Stored entries
>> Begin
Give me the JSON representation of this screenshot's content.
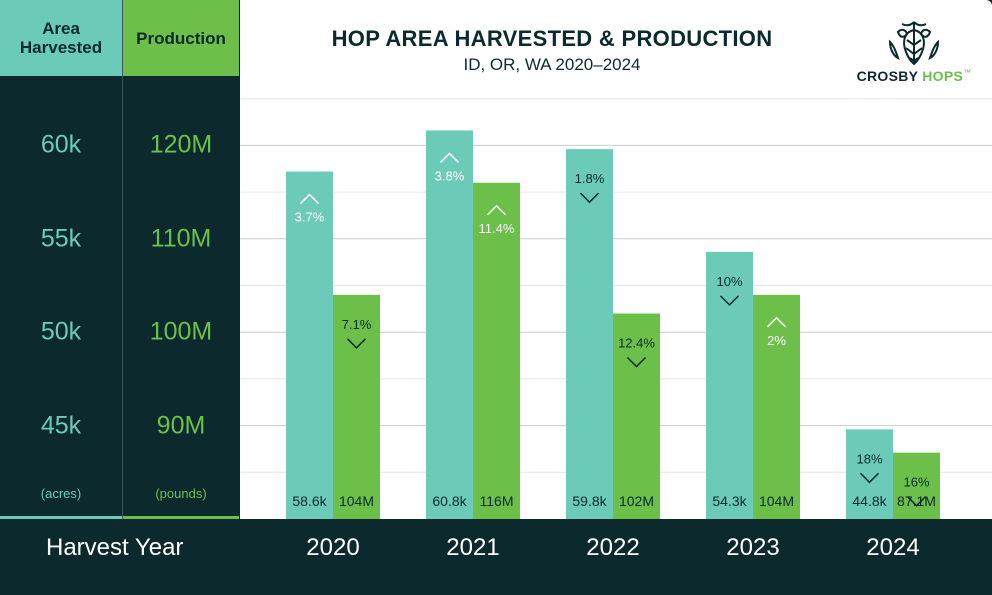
{
  "chart_data": {
    "type": "bar",
    "title": "HOP AREA HARVESTED & PRODUCTION",
    "subtitle": "ID, OR, WA 2020–2024",
    "xlabel": "Harvest Year",
    "categories": [
      "2020",
      "2021",
      "2022",
      "2023",
      "2024"
    ],
    "series": [
      {
        "name": "Area Harvested",
        "unit": "(acres)",
        "color": "#6ccbb8",
        "axis_ticks": [
          {
            "value": 60000,
            "label": "60k"
          },
          {
            "value": 55000,
            "label": "55k"
          },
          {
            "value": 50000,
            "label": "50k"
          },
          {
            "value": 45000,
            "label": "45k"
          }
        ],
        "ylim": [
          40000,
          65000
        ],
        "values": [
          58600,
          60800,
          59800,
          54300,
          44800
        ],
        "value_labels": [
          "58.6k",
          "60.8k",
          "59.8k",
          "54.3k",
          "44.8k"
        ],
        "change_labels": [
          "3.7%",
          "3.8%",
          "1.8%",
          "10%",
          "18%"
        ],
        "change_directions": [
          "up",
          "up",
          "down",
          "down",
          "down"
        ]
      },
      {
        "name": "Production",
        "unit": "(pounds)",
        "color": "#6cc04a",
        "axis_ticks": [
          {
            "value": 120,
            "label": "120M"
          },
          {
            "value": 110,
            "label": "110M"
          },
          {
            "value": 100,
            "label": "100M"
          },
          {
            "value": 90,
            "label": "90M"
          }
        ],
        "ylim": [
          80,
          130
        ],
        "values": [
          104,
          116,
          102,
          104,
          87.1
        ],
        "value_labels": [
          "104M",
          "116M",
          "102M",
          "104M",
          "87.1M"
        ],
        "change_labels": [
          "7.1%",
          "11.4%",
          "12.4%",
          "2%",
          "16%"
        ],
        "change_directions": [
          "down",
          "up",
          "down",
          "up",
          "down"
        ]
      }
    ],
    "grid": true,
    "legend": "left"
  },
  "brand": {
    "logo_part1": "CROSBY",
    "logo_part2": "HOPS",
    "logo_icon": "hop-cone-icon",
    "trademark": "™"
  },
  "colors": {
    "background": "#0c2a2e",
    "area": "#6ccbb8",
    "production": "#6cc04a"
  }
}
>> End
Objective:
Every record above should come back exactly, but without its pictures.

Task response:
Give me the JSON representation of this screenshot's content.
{
  "chart_data": {
    "type": "bar",
    "title": "HOP AREA HARVESTED & PRODUCTION",
    "subtitle": "ID, OR, WA 2020–2024",
    "xlabel": "Harvest Year",
    "categories": [
      "2020",
      "2021",
      "2022",
      "2023",
      "2024"
    ],
    "series": [
      {
        "name": "Area Harvested",
        "unit": "(acres)",
        "color": "#6ccbb8",
        "axis_ticks": [
          {
            "value": 60000,
            "label": "60k"
          },
          {
            "value": 55000,
            "label": "55k"
          },
          {
            "value": 50000,
            "label": "50k"
          },
          {
            "value": 45000,
            "label": "45k"
          }
        ],
        "ylim": [
          40000,
          65000
        ],
        "values": [
          58600,
          60800,
          59800,
          54300,
          44800
        ],
        "value_labels": [
          "58.6k",
          "60.8k",
          "59.8k",
          "54.3k",
          "44.8k"
        ],
        "change_labels": [
          "3.7%",
          "3.8%",
          "1.8%",
          "10%",
          "18%"
        ],
        "change_directions": [
          "up",
          "up",
          "down",
          "down",
          "down"
        ]
      },
      {
        "name": "Production",
        "unit": "(pounds)",
        "color": "#6cc04a",
        "axis_ticks": [
          {
            "value": 120,
            "label": "120M"
          },
          {
            "value": 110,
            "label": "110M"
          },
          {
            "value": 100,
            "label": "100M"
          },
          {
            "value": 90,
            "label": "90M"
          }
        ],
        "ylim": [
          80,
          130
        ],
        "values": [
          104,
          116,
          102,
          104,
          87.1
        ],
        "value_labels": [
          "104M",
          "116M",
          "102M",
          "104M",
          "87.1M"
        ],
        "change_labels": [
          "7.1%",
          "11.4%",
          "12.4%",
          "2%",
          "16%"
        ],
        "change_directions": [
          "down",
          "up",
          "down",
          "up",
          "down"
        ]
      }
    ],
    "grid": true,
    "legend": "left"
  },
  "brand": {
    "logo_part1": "CROSBY",
    "logo_part2": "HOPS",
    "logo_icon": "hop-cone-icon",
    "trademark": "™"
  },
  "colors": {
    "background": "#0c2a2e",
    "area": "#6ccbb8",
    "production": "#6cc04a"
  }
}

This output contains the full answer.